Records:
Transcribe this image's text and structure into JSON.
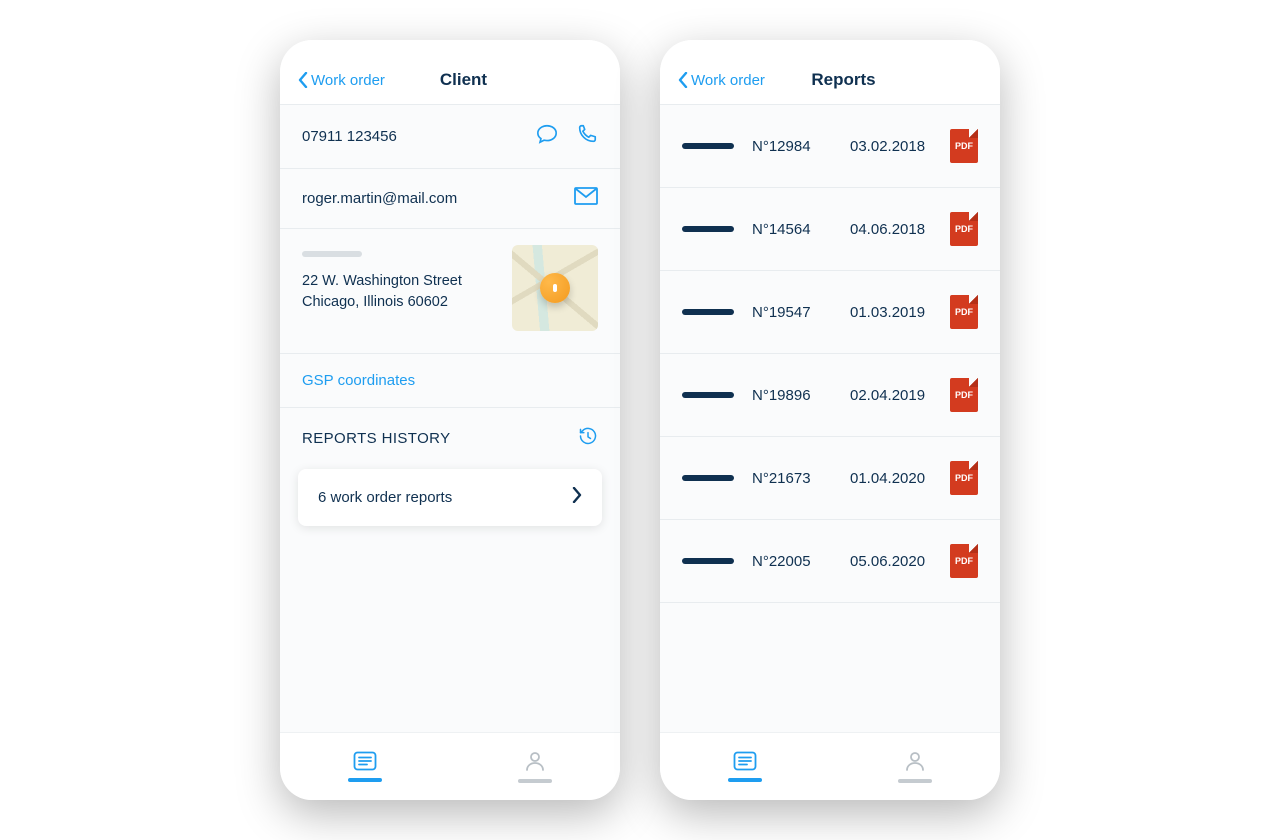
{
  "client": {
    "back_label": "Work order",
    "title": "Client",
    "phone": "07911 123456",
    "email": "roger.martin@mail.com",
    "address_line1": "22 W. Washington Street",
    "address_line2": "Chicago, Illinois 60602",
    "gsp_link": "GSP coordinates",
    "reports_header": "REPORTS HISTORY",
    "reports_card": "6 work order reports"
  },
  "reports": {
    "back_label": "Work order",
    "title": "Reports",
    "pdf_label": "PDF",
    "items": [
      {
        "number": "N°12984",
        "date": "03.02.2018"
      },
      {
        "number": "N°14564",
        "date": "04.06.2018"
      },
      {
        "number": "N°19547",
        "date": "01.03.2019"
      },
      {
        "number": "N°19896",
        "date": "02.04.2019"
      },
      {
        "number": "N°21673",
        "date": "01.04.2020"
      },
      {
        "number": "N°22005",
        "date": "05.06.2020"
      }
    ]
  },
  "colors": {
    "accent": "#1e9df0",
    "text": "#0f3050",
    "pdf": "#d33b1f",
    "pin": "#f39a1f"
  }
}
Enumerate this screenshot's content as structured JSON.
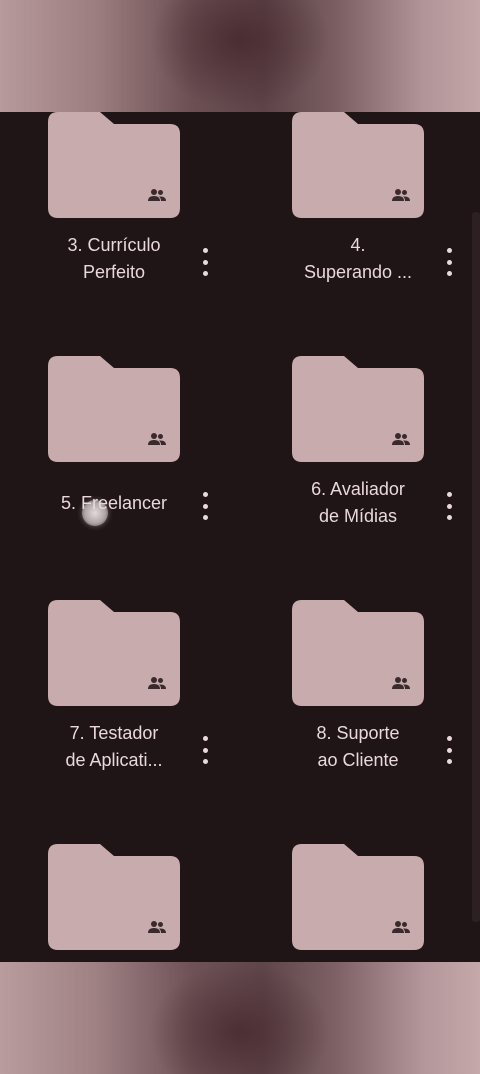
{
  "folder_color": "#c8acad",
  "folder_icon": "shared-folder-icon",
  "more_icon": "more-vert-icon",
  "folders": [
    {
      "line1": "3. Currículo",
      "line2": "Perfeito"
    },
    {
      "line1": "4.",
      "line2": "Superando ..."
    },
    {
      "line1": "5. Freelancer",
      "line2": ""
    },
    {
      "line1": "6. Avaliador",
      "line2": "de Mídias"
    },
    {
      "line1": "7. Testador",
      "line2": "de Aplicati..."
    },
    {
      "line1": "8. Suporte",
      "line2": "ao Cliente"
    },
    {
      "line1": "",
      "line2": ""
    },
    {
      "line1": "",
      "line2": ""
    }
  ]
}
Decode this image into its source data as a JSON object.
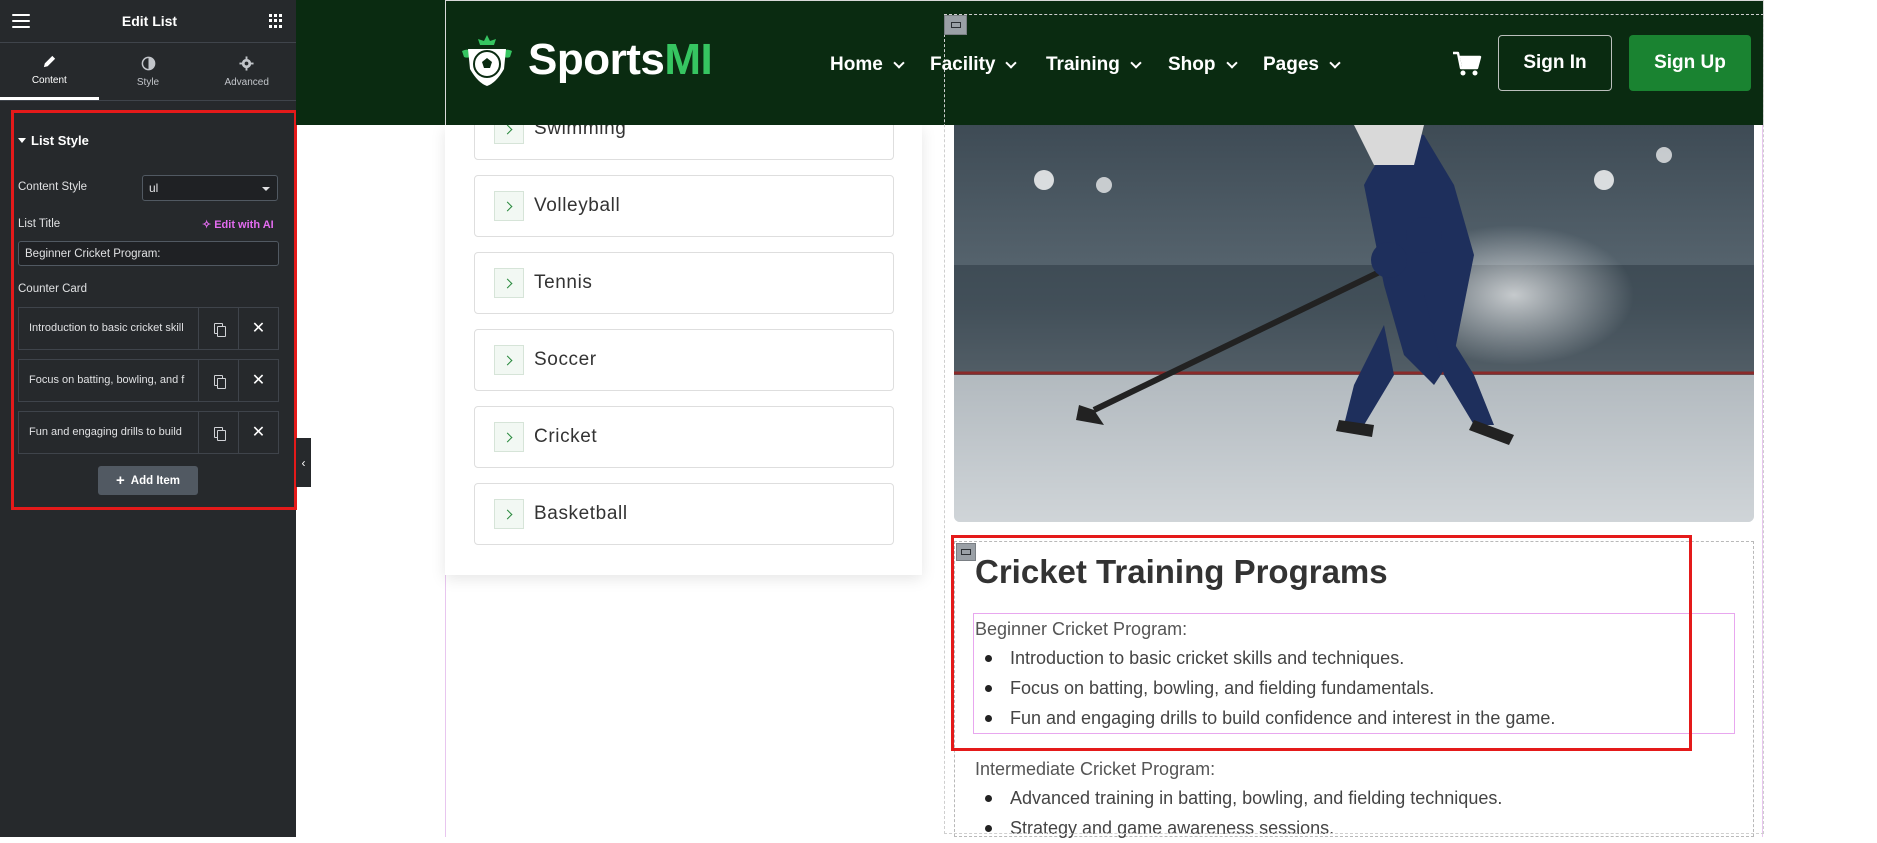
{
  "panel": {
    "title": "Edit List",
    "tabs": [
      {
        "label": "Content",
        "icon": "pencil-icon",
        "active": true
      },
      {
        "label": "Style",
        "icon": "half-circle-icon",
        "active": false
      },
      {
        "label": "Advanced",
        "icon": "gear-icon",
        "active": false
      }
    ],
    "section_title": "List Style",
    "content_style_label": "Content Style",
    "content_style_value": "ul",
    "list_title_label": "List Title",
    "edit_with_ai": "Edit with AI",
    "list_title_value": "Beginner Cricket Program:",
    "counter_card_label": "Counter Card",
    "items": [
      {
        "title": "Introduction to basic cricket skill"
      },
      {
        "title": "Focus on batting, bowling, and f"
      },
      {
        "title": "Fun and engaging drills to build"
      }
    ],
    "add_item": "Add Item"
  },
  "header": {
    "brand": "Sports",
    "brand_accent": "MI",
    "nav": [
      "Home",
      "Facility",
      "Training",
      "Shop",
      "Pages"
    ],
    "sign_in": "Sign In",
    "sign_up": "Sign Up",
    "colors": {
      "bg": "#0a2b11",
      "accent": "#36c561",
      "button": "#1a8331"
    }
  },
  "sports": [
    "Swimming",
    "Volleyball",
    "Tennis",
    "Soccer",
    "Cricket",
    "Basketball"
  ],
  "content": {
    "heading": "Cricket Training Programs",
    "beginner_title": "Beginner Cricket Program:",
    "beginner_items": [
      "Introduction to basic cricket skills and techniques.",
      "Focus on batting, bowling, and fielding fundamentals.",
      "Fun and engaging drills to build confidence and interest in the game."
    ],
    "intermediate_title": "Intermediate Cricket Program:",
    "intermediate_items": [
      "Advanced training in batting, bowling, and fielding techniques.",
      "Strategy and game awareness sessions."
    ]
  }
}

**What you are asked to do:** Output all the records, word for word, with no pictures in the copy.

**Right answer:**
Transcribe this image's text and structure into JSON.
{
  "client": {
    "back_label": "Work order",
    "title": "Client",
    "phone": "07911 123456",
    "email": "roger.martin@mail.com",
    "address_line1": "22 W. Washington Street",
    "address_line2": "Chicago, Illinois 60602",
    "gsp_link": "GSP coordinates",
    "reports_header": "REPORTS HISTORY",
    "reports_card": "6 work order reports"
  },
  "reports": {
    "back_label": "Work order",
    "title": "Reports",
    "pdf_label": "PDF",
    "items": [
      {
        "number": "N°12984",
        "date": "03.02.2018"
      },
      {
        "number": "N°14564",
        "date": "04.06.2018"
      },
      {
        "number": "N°19547",
        "date": "01.03.2019"
      },
      {
        "number": "N°19896",
        "date": "02.04.2019"
      },
      {
        "number": "N°21673",
        "date": "01.04.2020"
      },
      {
        "number": "N°22005",
        "date": "05.06.2020"
      }
    ]
  },
  "colors": {
    "accent": "#1e9df0",
    "text": "#0f3050",
    "pdf": "#d33b1f",
    "pin": "#f39a1f"
  }
}
Enumerate this screenshot's content as structured JSON.
{
  "folder_color": "#c8acad",
  "folder_icon": "shared-folder-icon",
  "more_icon": "more-vert-icon",
  "folders": [
    {
      "line1": "3. Currículo",
      "line2": "Perfeito"
    },
    {
      "line1": "4.",
      "line2": "Superando ..."
    },
    {
      "line1": "5. Freelancer",
      "line2": ""
    },
    {
      "line1": "6. Avaliador",
      "line2": "de Mídias"
    },
    {
      "line1": "7. Testador",
      "line2": "de Aplicati..."
    },
    {
      "line1": "8. Suporte",
      "line2": "ao Cliente"
    },
    {
      "line1": "",
      "line2": ""
    },
    {
      "line1": "",
      "line2": ""
    }
  ]
}
Decode this image into its source data as a JSON object.
{
  "panel": {
    "title": "Edit List",
    "tabs": [
      {
        "label": "Content",
        "icon": "pencil-icon",
        "active": true
      },
      {
        "label": "Style",
        "icon": "half-circle-icon",
        "active": false
      },
      {
        "label": "Advanced",
        "icon": "gear-icon",
        "active": false
      }
    ],
    "section_title": "List Style",
    "content_style_label": "Content Style",
    "content_style_value": "ul",
    "list_title_label": "List Title",
    "edit_with_ai": "Edit with AI",
    "list_title_value": "Beginner Cricket Program:",
    "counter_card_label": "Counter Card",
    "items": [
      {
        "title": "Introduction to basic cricket skill"
      },
      {
        "title": "Focus on batting, bowling, and f"
      },
      {
        "title": "Fun and engaging drills to build"
      }
    ],
    "add_item": "Add Item"
  },
  "header": {
    "brand": "Sports",
    "brand_accent": "MI",
    "nav": [
      "Home",
      "Facility",
      "Training",
      "Shop",
      "Pages"
    ],
    "sign_in": "Sign In",
    "sign_up": "Sign Up",
    "colors": {
      "bg": "#0a2b11",
      "accent": "#36c561",
      "button": "#1a8331"
    }
  },
  "sports": [
    "Swimming",
    "Volleyball",
    "Tennis",
    "Soccer",
    "Cricket",
    "Basketball"
  ],
  "content": {
    "heading": "Cricket Training Programs",
    "beginner_title": "Beginner Cricket Program:",
    "beginner_items": [
      "Introduction to basic cricket skills and techniques.",
      "Focus on batting, bowling, and fielding fundamentals.",
      "Fun and engaging drills to build confidence and interest in the game."
    ],
    "intermediate_title": "Intermediate Cricket Program:",
    "intermediate_items": [
      "Advanced training in batting, bowling, and fielding techniques.",
      "Strategy and game awareness sessions."
    ]
  }
}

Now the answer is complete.